=== Section Start ===

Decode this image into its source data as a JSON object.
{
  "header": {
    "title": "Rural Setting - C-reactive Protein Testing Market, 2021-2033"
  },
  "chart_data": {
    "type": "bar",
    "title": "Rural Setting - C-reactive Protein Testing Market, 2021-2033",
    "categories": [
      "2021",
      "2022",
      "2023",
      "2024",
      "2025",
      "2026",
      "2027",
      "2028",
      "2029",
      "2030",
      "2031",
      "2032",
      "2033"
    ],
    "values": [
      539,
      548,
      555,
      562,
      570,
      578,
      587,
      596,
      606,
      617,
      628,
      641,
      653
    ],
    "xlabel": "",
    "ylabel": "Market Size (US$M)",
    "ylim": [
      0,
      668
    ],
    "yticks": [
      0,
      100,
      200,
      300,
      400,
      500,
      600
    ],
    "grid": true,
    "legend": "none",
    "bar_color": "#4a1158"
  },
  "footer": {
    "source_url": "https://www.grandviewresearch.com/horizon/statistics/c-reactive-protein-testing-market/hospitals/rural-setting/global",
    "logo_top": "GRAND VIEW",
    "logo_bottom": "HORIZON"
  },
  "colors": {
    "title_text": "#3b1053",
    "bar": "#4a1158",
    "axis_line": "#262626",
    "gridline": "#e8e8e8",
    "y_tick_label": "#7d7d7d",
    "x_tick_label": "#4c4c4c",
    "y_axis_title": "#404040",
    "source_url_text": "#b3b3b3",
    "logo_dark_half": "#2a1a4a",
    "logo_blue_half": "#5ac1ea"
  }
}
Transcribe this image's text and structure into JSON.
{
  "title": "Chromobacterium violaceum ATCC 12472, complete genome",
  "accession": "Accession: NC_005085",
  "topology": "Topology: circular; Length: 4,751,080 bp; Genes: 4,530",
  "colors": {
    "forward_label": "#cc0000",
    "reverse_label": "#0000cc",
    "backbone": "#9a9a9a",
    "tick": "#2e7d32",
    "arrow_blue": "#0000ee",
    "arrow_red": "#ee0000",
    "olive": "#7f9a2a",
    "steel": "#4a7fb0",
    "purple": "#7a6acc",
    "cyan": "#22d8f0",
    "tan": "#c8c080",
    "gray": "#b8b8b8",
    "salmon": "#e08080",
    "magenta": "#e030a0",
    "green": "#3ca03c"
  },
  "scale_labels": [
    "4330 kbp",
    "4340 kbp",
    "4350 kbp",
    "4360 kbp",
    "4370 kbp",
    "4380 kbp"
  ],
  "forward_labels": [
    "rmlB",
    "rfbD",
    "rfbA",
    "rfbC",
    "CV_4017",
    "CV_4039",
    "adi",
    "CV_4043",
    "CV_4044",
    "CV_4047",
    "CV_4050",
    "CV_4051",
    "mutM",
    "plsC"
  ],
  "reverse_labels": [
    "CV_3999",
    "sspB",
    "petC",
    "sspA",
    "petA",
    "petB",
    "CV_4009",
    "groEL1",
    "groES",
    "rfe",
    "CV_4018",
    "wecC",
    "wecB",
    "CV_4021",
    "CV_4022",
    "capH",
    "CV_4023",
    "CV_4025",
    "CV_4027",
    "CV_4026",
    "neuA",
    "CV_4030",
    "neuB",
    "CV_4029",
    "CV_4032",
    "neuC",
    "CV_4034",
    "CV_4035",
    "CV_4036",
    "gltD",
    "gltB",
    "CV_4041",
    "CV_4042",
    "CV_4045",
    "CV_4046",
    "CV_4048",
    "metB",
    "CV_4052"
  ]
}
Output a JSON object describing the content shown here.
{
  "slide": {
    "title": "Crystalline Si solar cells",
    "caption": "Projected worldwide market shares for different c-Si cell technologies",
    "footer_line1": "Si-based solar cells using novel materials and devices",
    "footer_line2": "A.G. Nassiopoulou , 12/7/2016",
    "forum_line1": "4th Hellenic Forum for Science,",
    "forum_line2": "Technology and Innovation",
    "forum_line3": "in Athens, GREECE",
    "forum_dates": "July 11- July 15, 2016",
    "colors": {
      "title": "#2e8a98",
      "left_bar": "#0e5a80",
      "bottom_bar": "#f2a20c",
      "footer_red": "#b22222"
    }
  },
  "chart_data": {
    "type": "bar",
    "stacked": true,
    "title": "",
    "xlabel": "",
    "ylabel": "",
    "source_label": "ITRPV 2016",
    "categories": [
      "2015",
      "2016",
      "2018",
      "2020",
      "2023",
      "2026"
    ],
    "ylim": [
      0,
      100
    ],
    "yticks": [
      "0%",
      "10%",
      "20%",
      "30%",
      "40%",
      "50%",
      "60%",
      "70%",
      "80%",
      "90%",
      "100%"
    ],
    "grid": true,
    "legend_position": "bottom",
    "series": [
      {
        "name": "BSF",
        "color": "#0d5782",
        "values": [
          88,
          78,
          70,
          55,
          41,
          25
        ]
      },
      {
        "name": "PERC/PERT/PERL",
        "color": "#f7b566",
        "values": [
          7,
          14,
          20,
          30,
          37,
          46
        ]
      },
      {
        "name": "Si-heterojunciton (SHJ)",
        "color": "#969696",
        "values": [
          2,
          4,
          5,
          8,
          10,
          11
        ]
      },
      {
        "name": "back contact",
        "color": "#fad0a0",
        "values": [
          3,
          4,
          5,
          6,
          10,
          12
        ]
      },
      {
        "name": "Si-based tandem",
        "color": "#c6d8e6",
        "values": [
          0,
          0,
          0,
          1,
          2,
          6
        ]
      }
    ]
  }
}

=== Section End ===
=== Section Start ===

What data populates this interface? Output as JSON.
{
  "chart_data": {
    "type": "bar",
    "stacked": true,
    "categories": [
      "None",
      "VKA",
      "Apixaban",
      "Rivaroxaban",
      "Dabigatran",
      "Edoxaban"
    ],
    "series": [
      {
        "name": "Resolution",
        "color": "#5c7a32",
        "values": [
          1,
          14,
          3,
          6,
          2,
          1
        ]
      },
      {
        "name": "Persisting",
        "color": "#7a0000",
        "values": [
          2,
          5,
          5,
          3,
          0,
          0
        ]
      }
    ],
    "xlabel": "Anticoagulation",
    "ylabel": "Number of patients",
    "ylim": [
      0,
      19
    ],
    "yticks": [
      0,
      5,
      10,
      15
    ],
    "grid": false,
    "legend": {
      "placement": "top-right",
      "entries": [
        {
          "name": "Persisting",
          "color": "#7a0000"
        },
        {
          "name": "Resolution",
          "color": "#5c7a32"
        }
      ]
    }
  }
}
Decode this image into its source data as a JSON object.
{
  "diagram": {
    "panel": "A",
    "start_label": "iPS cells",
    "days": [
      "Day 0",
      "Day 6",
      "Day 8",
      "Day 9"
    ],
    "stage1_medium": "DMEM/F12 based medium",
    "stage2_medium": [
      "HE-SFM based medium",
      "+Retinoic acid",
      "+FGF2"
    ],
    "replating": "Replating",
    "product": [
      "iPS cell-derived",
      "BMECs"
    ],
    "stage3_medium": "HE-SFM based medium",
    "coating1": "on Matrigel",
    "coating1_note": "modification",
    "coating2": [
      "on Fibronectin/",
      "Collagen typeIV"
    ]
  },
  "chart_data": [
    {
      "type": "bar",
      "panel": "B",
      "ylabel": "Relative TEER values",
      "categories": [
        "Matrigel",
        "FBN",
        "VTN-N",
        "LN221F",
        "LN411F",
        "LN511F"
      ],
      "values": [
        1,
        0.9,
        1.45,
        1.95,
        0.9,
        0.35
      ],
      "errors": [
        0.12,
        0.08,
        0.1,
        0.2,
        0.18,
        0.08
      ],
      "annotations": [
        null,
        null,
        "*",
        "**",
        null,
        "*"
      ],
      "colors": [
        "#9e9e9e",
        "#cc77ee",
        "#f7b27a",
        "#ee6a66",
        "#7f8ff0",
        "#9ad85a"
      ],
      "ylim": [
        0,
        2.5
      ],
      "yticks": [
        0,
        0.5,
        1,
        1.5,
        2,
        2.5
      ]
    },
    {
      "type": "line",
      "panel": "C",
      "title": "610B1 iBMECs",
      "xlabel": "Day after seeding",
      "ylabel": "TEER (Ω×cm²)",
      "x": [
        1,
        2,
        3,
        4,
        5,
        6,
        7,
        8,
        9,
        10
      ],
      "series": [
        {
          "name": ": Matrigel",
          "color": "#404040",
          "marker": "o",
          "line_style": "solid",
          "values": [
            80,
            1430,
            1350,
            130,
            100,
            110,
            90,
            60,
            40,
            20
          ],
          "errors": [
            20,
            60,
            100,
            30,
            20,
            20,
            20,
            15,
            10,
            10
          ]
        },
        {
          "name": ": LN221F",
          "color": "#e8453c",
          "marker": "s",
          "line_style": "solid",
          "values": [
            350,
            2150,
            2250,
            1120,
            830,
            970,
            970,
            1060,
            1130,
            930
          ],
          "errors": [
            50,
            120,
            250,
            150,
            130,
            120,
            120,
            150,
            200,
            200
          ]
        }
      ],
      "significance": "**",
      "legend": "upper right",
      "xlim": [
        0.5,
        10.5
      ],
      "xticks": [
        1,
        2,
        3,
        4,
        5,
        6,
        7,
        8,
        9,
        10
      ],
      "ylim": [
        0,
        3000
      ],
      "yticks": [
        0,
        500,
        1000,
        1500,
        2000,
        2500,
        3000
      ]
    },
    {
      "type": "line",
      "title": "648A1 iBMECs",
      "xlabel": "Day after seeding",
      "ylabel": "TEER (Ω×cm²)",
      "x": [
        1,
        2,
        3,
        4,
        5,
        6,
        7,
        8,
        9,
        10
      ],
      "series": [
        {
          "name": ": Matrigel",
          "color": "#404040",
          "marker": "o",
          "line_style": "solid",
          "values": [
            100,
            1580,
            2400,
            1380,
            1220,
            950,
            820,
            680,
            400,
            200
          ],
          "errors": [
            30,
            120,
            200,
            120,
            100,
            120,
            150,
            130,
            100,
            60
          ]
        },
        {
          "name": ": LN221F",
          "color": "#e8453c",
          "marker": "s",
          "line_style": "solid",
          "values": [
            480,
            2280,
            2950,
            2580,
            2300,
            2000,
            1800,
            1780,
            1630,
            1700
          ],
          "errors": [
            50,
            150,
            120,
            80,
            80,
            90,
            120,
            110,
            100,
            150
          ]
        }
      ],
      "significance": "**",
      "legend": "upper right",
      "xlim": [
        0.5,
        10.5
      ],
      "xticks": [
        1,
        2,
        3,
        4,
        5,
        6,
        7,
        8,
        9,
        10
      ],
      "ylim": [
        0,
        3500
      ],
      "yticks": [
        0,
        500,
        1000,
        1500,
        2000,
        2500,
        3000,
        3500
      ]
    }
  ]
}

=== Section End ===

### Assigned task
Search the listing above for the string "iBMECs". Copy every line that contains it.

### Answer space
      "title": "610B1 iBMECs",
      "title": "648A1 iBMECs",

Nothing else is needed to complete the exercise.